§ **Do this**: Each line that holds the word "name" should be returned.

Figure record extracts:

◆ ◆ ◆

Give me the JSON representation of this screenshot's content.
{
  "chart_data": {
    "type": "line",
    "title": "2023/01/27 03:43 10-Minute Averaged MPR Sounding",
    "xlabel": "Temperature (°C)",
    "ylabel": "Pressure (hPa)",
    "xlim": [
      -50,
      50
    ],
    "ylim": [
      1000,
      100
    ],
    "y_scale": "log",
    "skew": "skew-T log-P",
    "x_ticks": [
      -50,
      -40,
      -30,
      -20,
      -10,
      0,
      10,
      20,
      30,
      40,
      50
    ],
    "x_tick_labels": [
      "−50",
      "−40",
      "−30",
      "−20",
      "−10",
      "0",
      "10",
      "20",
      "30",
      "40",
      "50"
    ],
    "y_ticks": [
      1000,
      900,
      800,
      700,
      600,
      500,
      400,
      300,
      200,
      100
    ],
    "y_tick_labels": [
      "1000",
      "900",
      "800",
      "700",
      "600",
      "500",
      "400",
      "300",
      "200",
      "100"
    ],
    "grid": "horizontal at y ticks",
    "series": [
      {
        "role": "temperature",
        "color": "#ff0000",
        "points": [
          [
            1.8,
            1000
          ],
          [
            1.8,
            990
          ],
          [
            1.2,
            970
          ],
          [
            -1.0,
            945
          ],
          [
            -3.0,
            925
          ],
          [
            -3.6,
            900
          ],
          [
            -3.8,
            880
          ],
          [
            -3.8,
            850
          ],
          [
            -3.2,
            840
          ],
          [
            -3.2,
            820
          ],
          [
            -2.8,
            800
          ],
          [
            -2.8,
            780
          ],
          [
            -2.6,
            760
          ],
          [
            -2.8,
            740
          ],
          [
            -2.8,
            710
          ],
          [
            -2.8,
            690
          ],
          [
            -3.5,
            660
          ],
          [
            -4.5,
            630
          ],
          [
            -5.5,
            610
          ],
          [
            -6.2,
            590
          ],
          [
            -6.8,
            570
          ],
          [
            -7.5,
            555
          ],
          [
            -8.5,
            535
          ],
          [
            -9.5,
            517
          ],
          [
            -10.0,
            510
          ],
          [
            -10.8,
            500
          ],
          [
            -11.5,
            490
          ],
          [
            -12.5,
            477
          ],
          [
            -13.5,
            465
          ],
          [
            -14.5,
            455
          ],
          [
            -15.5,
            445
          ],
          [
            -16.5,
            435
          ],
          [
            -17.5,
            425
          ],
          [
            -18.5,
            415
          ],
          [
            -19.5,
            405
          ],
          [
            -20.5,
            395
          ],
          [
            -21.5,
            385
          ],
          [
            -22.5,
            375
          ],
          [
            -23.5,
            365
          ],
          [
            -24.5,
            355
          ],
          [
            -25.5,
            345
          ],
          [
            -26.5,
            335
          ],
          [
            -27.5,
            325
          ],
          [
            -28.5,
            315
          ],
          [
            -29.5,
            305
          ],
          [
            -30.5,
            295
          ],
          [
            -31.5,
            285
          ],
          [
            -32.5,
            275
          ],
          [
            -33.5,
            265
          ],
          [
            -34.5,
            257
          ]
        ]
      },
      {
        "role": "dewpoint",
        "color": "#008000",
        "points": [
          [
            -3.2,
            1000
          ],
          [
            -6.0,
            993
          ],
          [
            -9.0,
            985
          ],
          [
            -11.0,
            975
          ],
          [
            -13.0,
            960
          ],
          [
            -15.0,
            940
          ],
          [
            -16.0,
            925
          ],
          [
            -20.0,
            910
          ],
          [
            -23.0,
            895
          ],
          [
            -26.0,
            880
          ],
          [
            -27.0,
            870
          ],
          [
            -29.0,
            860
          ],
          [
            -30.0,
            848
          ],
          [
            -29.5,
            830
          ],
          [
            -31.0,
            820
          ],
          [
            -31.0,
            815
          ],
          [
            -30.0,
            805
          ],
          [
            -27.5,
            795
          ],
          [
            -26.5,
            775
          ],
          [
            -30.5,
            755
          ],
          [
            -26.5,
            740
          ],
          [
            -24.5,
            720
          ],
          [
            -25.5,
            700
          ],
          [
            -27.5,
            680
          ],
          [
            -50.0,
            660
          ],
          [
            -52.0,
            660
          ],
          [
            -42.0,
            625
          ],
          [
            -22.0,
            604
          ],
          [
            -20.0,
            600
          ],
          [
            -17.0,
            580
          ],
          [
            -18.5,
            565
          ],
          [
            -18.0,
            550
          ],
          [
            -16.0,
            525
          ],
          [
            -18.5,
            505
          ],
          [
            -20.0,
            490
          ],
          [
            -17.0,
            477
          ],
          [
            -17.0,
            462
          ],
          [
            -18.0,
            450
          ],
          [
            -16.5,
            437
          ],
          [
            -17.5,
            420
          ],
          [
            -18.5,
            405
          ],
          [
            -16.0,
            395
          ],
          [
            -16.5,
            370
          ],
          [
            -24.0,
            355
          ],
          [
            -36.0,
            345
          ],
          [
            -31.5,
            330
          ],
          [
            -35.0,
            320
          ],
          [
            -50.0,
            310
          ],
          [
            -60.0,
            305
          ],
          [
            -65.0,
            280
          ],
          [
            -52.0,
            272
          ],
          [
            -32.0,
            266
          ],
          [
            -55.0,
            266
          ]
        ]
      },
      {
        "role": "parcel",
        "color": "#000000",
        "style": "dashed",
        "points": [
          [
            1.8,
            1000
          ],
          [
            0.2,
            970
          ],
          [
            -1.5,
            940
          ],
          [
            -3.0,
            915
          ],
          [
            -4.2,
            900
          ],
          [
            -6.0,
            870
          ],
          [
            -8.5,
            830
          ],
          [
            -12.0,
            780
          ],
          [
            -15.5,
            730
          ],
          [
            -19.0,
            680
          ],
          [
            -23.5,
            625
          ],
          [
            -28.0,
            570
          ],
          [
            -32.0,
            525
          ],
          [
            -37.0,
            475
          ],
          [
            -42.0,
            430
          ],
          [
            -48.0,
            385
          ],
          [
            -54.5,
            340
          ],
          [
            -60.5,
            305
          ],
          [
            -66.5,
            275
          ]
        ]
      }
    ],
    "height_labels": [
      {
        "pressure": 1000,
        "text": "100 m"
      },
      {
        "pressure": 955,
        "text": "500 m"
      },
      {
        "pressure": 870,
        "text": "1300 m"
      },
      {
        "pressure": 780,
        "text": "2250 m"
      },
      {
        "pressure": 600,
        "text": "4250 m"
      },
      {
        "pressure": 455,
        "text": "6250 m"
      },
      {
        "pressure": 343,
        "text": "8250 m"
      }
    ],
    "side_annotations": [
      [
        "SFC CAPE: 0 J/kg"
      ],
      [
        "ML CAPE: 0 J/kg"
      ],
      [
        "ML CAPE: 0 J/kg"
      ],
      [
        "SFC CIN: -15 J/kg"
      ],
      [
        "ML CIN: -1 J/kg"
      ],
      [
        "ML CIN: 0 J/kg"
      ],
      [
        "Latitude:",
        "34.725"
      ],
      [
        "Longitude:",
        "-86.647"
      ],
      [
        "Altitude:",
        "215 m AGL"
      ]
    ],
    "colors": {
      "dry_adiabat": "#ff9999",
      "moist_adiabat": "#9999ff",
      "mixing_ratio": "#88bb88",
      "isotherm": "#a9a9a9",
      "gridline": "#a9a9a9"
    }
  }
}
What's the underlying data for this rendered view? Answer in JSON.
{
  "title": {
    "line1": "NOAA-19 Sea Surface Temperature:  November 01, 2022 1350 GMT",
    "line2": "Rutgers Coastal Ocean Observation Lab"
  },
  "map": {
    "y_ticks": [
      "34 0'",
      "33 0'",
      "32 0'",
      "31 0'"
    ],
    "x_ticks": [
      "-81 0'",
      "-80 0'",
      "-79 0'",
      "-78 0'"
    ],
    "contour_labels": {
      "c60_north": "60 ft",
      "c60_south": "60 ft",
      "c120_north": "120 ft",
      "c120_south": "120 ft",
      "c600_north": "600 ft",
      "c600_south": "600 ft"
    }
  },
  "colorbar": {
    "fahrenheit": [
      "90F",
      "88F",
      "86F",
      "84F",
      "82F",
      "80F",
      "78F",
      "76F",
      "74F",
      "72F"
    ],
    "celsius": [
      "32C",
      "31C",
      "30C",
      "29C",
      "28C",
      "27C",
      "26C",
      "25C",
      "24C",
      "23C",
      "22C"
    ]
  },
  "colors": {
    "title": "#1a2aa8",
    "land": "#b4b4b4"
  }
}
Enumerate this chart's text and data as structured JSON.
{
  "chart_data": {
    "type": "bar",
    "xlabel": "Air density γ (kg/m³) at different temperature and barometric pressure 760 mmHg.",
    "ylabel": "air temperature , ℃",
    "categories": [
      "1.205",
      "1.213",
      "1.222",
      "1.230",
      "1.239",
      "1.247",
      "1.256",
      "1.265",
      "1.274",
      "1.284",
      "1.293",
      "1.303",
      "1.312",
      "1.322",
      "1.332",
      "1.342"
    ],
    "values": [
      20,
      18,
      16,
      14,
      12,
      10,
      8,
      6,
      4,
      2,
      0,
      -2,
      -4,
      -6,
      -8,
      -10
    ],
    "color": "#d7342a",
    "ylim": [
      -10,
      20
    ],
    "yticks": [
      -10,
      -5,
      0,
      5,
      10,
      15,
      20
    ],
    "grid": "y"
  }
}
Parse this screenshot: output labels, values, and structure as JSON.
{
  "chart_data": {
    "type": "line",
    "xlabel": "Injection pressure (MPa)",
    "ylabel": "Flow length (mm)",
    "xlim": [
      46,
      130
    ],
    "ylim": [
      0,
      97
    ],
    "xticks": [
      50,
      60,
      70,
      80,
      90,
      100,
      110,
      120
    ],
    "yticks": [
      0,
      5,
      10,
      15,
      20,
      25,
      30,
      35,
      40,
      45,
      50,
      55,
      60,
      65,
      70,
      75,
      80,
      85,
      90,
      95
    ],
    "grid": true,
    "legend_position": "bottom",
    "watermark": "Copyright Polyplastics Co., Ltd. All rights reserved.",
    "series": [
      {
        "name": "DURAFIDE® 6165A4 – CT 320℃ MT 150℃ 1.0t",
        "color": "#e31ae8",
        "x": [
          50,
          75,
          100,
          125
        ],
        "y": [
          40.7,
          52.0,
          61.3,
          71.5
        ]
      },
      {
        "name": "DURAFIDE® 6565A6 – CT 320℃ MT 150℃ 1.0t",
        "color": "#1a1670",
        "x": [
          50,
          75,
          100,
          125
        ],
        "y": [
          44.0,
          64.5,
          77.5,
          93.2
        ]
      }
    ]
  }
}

◆ ◆ ◆

§ **Task answer**:
        "name": "DURAFIDE® 6165A4 – CT 320℃ MT 150℃ 1.0t",
        "name": "DURAFIDE® 6565A6 – CT 320℃ MT 150℃ 1.0t",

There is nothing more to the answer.